== MATERIALS PROVIDED

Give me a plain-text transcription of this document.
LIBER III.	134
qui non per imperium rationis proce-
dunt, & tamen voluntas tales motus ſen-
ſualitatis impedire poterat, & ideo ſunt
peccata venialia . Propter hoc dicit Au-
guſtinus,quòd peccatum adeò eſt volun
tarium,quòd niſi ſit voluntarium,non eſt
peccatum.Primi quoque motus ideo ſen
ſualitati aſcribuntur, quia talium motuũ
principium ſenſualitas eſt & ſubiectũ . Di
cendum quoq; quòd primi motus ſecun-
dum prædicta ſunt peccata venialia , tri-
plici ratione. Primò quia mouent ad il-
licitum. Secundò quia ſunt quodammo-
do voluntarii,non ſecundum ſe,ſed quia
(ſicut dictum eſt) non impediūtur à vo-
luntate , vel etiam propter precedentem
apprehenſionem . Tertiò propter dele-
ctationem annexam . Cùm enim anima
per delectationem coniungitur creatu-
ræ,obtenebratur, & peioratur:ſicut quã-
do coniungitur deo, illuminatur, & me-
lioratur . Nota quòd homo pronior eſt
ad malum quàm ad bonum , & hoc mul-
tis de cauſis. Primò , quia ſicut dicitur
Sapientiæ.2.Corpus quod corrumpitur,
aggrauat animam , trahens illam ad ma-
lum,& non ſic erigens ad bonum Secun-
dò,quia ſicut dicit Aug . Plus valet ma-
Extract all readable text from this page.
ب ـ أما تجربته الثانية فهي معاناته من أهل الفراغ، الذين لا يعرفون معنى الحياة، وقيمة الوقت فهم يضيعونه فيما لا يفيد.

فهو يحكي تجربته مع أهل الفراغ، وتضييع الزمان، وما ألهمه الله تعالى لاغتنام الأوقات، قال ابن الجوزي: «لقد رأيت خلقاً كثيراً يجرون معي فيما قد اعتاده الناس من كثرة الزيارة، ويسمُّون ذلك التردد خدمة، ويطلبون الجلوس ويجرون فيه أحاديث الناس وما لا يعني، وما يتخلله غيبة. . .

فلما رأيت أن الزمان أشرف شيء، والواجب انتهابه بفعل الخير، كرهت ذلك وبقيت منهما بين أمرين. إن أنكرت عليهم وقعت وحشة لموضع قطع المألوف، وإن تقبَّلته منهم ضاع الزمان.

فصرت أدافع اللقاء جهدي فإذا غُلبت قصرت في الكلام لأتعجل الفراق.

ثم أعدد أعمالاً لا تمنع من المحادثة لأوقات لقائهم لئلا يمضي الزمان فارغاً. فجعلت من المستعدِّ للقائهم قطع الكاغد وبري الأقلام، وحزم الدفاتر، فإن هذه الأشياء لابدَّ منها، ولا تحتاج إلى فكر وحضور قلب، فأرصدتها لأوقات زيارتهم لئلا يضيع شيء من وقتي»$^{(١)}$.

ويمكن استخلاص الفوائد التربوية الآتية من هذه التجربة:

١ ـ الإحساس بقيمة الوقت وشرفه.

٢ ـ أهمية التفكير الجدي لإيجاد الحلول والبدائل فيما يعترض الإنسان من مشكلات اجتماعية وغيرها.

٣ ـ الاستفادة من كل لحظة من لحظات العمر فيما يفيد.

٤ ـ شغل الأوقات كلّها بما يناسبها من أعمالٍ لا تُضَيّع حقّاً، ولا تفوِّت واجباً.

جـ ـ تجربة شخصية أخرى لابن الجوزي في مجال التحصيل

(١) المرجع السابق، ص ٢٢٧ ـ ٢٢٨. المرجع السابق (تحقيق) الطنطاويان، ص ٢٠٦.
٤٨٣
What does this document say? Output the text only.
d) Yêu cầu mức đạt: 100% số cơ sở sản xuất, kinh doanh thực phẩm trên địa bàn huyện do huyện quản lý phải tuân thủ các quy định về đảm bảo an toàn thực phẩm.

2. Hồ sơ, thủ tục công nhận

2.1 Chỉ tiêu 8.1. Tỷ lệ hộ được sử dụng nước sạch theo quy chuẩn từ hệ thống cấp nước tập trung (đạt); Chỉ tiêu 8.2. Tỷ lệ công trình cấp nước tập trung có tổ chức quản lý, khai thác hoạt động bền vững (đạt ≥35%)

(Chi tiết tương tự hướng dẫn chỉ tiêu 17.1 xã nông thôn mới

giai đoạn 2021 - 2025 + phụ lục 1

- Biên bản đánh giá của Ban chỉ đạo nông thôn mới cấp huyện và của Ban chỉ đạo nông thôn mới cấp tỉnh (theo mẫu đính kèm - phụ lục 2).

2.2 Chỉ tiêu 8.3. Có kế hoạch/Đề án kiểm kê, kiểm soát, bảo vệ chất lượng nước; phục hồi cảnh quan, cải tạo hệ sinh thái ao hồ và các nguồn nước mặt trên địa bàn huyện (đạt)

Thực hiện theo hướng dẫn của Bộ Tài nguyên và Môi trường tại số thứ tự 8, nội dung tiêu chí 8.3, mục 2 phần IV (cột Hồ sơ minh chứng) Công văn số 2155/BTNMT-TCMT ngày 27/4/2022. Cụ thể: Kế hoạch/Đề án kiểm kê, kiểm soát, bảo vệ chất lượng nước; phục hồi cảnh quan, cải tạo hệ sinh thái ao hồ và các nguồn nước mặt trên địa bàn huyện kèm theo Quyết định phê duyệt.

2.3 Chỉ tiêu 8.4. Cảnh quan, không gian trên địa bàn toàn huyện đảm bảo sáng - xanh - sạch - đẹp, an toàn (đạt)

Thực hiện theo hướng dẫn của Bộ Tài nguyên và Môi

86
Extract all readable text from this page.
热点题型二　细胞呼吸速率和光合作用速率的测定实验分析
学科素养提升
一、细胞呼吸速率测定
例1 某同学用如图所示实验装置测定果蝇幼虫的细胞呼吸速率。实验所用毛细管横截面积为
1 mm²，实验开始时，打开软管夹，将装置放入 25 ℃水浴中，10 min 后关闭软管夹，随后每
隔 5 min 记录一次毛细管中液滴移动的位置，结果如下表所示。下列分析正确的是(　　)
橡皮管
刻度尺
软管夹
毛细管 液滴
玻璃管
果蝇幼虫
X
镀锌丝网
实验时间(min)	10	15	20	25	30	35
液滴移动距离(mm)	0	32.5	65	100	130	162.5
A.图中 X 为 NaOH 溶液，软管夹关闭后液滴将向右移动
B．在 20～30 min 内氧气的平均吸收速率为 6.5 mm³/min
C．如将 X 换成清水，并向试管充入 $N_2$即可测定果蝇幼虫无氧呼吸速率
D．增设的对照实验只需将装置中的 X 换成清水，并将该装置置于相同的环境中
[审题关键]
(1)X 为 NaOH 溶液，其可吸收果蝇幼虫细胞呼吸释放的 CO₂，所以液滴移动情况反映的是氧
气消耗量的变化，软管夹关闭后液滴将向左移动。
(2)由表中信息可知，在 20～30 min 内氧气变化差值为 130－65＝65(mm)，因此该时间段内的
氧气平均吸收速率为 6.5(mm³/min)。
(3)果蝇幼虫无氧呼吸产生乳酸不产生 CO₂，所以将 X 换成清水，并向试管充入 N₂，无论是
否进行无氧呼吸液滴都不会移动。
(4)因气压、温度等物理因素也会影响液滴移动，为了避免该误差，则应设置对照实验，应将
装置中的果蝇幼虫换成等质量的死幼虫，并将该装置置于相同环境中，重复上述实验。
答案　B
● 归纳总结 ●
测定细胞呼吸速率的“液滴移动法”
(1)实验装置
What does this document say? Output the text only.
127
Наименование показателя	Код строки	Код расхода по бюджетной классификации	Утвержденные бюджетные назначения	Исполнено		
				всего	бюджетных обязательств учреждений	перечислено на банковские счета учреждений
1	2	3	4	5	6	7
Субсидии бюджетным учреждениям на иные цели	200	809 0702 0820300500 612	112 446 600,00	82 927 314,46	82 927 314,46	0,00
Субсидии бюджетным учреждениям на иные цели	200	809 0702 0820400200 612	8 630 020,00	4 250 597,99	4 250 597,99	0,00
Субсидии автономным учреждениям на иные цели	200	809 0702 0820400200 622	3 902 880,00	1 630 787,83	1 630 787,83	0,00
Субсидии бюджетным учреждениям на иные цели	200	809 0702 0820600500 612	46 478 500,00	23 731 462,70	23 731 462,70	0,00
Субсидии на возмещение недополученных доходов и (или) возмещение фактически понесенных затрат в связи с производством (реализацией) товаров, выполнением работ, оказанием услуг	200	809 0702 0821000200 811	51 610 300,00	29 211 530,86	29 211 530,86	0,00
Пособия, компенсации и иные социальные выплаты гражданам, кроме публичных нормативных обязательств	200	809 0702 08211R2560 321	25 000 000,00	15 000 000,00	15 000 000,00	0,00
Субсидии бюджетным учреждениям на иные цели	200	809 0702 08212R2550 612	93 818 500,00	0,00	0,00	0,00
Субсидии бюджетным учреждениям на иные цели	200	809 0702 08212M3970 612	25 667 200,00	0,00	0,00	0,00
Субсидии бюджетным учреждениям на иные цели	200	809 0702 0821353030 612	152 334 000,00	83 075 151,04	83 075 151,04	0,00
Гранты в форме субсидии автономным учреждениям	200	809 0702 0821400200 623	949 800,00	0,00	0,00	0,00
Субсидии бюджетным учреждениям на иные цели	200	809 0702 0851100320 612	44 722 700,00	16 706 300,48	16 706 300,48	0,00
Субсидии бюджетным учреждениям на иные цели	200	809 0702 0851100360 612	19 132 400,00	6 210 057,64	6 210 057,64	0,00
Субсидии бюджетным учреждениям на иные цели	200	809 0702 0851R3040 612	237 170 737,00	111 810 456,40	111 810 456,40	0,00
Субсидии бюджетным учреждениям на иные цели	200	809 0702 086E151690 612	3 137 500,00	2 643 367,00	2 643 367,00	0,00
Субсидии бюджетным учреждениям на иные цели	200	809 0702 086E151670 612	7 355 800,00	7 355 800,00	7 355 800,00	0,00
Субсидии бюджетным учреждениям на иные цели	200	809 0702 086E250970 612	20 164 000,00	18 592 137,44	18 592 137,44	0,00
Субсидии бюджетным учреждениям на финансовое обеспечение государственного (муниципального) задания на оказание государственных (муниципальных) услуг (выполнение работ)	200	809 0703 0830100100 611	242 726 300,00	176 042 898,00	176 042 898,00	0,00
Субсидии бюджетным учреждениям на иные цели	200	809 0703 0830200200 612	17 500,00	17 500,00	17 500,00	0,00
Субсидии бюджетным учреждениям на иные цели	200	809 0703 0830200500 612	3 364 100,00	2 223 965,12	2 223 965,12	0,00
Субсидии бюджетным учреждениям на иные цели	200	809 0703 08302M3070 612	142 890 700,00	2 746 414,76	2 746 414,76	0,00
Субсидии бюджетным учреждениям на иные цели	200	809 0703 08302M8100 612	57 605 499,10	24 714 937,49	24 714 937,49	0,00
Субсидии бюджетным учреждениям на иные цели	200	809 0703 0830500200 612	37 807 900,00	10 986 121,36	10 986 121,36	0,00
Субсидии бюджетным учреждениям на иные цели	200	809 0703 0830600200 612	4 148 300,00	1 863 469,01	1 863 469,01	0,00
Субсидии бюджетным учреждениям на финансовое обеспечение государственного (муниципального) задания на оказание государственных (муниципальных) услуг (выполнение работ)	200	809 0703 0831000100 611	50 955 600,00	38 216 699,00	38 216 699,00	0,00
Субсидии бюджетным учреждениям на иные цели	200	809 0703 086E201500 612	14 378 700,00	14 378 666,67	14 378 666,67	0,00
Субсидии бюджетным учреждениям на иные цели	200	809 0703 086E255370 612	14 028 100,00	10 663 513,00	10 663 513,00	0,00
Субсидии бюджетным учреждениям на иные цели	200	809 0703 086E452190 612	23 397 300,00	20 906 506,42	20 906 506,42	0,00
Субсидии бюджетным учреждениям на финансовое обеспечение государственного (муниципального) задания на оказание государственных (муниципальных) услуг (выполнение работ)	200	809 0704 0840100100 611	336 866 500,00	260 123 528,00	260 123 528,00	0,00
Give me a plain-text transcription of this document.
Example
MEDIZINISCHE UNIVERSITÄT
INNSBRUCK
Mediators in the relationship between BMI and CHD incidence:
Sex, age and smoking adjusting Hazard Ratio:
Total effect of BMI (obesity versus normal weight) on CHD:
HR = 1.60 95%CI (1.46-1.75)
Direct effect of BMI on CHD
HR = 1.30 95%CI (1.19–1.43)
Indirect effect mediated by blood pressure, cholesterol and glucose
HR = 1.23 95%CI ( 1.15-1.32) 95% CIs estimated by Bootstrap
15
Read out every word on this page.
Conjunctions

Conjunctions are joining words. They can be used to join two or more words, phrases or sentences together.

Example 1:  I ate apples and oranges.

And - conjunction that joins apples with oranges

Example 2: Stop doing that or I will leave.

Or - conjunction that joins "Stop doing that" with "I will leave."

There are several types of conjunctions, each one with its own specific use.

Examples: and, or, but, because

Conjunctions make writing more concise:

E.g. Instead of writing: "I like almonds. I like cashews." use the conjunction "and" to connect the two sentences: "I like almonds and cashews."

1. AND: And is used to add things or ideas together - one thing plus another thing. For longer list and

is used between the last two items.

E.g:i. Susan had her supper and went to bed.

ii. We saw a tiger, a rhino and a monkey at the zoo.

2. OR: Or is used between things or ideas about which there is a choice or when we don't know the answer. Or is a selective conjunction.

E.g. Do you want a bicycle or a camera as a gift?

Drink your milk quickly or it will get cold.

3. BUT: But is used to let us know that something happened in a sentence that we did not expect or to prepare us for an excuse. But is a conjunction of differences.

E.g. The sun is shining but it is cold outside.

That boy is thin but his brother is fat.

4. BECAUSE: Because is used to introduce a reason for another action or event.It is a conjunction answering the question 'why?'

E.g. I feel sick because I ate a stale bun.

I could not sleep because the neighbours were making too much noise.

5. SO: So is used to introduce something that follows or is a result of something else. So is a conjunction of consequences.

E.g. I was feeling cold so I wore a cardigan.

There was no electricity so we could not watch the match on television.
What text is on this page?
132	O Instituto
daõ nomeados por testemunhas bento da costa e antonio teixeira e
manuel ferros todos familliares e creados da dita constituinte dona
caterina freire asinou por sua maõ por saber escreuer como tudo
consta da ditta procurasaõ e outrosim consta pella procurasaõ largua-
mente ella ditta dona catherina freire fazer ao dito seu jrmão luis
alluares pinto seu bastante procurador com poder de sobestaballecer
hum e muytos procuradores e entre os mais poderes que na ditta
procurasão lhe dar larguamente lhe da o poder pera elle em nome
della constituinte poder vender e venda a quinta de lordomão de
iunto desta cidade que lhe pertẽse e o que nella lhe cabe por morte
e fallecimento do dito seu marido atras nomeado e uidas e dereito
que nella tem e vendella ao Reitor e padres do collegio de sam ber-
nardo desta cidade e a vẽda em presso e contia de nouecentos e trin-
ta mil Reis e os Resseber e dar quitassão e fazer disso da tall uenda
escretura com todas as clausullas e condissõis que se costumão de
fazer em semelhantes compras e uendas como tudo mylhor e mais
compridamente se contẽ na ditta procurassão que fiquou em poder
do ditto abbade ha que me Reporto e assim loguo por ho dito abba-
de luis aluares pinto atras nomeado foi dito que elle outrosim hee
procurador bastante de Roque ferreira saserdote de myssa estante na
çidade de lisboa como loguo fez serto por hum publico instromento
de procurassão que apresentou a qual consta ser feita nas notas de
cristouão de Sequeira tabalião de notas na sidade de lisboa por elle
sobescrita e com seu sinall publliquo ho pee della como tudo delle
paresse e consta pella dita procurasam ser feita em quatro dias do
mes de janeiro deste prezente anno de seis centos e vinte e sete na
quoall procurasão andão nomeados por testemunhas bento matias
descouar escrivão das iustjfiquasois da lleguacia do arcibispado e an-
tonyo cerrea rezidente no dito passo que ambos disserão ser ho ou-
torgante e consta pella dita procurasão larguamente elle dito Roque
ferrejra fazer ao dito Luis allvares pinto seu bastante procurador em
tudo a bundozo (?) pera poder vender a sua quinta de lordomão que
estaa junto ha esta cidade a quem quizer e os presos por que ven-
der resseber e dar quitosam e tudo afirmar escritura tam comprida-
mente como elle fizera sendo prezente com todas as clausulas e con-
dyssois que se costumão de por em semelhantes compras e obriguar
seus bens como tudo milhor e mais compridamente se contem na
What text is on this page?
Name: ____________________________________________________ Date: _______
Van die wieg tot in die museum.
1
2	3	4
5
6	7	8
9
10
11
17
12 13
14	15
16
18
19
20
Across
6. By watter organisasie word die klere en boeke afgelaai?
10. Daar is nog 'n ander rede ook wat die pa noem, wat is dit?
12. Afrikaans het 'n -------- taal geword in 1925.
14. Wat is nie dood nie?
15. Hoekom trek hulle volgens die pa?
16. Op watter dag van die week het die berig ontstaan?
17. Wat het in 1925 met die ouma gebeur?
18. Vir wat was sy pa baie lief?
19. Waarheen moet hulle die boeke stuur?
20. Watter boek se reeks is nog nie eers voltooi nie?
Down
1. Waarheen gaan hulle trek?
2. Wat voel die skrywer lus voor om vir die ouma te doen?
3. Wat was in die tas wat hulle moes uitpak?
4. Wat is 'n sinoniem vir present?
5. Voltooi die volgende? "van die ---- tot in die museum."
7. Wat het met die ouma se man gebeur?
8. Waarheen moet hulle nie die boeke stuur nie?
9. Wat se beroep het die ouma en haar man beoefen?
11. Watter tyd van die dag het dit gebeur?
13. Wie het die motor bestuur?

====

> **WHAT YOU NEED TO DO**
Pull out the lines above in which the word "testemunhas" appears.

> **SOLVED PROBLEM**
daõ nomeados por testemunhas bento da costa e antonio teixeira e
quoall procurasão andão nomeados por testemunhas bento matias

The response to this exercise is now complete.